TASK PROMPT: Pull out from the material below all lines with "Salahkah".

SUPPLIED ENTRIES:
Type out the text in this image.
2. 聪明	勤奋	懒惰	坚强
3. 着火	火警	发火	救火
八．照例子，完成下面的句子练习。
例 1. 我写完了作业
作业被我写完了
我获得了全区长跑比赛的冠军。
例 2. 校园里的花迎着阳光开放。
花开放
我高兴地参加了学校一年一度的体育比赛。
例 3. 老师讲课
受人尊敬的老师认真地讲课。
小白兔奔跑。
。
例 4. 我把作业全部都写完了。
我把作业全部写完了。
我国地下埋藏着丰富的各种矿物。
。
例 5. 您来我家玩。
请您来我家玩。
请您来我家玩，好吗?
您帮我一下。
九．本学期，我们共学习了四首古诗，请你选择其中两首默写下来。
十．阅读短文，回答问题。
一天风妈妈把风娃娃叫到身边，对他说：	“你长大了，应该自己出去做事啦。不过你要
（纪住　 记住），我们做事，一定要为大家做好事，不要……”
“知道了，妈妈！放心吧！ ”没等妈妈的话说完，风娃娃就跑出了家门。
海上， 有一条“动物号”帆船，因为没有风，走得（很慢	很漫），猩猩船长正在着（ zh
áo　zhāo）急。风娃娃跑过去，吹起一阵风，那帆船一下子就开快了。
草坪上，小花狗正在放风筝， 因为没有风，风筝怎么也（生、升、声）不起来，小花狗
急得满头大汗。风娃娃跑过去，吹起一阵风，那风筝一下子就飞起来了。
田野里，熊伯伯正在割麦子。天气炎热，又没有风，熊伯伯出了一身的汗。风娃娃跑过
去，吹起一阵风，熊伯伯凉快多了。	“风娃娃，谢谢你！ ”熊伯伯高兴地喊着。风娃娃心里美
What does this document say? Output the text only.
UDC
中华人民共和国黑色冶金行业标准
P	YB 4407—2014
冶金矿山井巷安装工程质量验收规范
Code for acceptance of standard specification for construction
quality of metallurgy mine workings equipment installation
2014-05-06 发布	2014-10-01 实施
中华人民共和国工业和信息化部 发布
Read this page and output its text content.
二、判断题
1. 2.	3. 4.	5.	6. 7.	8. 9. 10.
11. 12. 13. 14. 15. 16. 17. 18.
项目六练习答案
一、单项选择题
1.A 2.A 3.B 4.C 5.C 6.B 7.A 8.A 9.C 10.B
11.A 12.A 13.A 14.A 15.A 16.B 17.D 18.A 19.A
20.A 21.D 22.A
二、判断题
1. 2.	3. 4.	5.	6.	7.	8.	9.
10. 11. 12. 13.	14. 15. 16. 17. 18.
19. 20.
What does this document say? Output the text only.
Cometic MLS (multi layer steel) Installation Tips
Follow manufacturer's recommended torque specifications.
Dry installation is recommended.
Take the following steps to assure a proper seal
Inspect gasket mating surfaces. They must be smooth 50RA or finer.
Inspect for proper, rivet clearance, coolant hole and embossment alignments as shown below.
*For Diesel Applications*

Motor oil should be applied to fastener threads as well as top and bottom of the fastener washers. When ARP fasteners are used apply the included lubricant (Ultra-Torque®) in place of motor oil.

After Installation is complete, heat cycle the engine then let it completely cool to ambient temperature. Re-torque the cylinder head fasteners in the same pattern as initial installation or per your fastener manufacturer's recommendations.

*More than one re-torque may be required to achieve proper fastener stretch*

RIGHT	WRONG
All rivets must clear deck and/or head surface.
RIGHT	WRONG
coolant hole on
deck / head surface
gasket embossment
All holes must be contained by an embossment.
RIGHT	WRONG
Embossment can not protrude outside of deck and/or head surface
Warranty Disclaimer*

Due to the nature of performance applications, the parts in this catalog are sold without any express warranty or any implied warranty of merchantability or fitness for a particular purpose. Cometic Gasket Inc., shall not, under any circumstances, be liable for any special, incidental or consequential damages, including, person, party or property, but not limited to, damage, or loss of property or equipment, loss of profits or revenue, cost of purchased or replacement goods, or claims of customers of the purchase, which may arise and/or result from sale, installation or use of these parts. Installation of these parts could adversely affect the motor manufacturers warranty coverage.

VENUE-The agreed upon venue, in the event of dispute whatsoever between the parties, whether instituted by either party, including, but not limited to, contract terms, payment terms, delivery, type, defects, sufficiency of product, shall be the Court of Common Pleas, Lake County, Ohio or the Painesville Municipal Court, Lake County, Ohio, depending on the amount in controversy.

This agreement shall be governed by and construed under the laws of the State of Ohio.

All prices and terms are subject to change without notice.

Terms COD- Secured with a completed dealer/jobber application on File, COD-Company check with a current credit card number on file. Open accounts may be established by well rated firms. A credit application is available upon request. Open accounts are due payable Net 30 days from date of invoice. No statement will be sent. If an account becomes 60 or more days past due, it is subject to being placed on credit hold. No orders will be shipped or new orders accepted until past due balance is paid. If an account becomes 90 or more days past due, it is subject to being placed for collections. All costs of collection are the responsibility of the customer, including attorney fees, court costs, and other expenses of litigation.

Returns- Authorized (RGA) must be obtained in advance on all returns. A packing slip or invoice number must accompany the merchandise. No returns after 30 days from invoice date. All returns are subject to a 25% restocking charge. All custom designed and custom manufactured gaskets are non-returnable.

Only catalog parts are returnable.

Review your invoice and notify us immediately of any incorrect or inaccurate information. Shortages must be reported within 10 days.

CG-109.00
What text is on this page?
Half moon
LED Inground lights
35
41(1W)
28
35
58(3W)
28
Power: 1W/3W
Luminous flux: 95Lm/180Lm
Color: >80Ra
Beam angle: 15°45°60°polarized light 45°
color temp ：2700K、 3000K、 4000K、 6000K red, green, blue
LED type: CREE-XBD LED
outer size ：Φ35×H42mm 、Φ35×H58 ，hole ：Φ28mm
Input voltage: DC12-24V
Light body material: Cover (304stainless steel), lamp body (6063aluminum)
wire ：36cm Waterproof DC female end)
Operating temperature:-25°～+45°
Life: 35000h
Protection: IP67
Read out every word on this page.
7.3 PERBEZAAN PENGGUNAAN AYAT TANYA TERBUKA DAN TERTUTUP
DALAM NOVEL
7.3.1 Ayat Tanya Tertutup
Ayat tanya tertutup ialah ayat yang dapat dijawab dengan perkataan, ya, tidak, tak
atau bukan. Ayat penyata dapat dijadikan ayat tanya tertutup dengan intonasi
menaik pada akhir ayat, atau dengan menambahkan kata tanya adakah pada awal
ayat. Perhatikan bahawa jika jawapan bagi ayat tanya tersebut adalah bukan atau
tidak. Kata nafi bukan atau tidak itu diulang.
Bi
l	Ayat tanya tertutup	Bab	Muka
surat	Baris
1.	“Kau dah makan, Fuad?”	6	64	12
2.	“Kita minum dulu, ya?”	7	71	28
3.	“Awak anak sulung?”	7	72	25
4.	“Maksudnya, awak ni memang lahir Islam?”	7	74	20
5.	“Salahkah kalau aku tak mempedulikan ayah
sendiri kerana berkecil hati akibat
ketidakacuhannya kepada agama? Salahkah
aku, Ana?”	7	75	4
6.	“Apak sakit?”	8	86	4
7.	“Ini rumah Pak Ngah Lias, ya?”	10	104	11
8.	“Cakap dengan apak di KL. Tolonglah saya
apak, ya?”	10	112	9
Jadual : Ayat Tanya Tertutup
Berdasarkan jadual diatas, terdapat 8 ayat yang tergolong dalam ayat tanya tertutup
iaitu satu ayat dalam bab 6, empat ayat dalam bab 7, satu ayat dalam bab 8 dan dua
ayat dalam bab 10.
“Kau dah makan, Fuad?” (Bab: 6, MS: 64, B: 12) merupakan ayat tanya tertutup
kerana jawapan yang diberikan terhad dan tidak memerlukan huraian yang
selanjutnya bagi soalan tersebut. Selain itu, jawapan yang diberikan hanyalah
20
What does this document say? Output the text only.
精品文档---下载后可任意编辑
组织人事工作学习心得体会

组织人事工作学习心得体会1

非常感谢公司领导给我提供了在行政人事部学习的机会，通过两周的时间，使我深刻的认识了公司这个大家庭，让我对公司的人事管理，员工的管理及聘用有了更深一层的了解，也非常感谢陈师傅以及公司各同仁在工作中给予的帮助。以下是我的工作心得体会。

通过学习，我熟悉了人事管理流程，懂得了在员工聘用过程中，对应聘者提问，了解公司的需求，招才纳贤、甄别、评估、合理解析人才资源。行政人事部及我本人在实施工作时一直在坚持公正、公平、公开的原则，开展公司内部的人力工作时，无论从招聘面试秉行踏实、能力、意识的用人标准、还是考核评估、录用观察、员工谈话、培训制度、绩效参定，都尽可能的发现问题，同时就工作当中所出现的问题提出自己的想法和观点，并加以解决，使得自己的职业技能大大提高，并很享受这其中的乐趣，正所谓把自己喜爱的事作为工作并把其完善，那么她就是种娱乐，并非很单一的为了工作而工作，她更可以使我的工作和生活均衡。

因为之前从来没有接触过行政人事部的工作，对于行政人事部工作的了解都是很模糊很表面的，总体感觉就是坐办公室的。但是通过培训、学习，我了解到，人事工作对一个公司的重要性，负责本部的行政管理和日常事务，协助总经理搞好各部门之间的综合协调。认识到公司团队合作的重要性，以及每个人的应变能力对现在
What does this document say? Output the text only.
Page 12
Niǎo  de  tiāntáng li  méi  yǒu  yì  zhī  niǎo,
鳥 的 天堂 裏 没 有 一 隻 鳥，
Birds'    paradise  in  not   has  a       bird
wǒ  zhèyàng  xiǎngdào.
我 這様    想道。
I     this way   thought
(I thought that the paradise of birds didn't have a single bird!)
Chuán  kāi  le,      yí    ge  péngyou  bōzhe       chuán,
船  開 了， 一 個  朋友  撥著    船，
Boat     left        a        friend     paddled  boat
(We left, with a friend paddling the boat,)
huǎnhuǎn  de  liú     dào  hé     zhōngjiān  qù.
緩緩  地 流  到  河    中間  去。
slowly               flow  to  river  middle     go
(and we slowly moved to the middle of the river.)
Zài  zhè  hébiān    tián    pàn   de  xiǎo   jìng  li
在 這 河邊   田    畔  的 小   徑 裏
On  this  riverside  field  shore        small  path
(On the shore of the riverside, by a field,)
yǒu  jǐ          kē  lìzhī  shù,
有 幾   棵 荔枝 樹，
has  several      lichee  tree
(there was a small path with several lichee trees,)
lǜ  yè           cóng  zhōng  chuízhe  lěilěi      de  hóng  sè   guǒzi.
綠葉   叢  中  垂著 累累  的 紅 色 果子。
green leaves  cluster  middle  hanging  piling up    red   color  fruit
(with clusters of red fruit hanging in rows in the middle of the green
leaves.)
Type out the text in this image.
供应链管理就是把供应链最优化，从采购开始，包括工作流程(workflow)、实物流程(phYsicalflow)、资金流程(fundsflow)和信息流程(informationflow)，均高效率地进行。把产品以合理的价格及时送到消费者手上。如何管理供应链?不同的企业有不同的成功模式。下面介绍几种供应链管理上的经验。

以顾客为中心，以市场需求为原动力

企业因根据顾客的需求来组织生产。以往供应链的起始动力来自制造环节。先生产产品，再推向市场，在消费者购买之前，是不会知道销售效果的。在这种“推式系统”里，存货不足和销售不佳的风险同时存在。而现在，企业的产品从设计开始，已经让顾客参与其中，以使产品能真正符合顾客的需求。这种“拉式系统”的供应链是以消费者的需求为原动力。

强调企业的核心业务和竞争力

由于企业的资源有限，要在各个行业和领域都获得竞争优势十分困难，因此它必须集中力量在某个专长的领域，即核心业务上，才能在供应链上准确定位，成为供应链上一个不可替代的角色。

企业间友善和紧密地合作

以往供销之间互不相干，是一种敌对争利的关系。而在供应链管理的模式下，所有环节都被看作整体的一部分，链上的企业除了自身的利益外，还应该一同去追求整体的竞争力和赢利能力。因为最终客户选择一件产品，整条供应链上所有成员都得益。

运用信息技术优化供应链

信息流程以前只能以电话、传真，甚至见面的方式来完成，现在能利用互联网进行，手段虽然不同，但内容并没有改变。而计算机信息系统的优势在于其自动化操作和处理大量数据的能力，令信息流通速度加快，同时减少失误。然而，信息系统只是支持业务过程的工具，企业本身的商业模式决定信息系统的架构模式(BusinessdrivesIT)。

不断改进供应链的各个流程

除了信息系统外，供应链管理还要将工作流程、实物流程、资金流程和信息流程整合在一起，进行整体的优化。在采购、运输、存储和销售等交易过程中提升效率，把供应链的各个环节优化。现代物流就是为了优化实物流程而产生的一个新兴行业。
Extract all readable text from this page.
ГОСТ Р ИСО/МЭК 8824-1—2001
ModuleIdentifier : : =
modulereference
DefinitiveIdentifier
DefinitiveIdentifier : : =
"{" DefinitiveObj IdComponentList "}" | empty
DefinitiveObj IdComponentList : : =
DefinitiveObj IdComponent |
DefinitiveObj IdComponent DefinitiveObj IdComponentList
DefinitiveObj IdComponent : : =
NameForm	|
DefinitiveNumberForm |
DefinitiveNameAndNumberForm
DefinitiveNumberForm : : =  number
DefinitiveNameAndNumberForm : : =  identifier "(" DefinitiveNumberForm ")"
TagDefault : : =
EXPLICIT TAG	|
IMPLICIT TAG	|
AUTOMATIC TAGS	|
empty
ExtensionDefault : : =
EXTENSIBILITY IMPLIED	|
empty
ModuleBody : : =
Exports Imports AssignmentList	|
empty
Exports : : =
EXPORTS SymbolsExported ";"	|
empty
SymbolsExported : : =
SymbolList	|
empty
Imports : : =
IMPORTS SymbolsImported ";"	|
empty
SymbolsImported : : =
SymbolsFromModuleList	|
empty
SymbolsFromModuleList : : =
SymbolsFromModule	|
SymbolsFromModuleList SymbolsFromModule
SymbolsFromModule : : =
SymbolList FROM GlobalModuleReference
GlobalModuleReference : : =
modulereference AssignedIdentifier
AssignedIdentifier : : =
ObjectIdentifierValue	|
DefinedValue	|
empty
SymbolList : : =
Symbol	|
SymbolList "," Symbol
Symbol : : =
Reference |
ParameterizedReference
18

EXPECTED OUTPUT:
5.	“Salahkah kalau aku tak mempedulikan ayah
ketidakacuhannya kepada agama? Salahkah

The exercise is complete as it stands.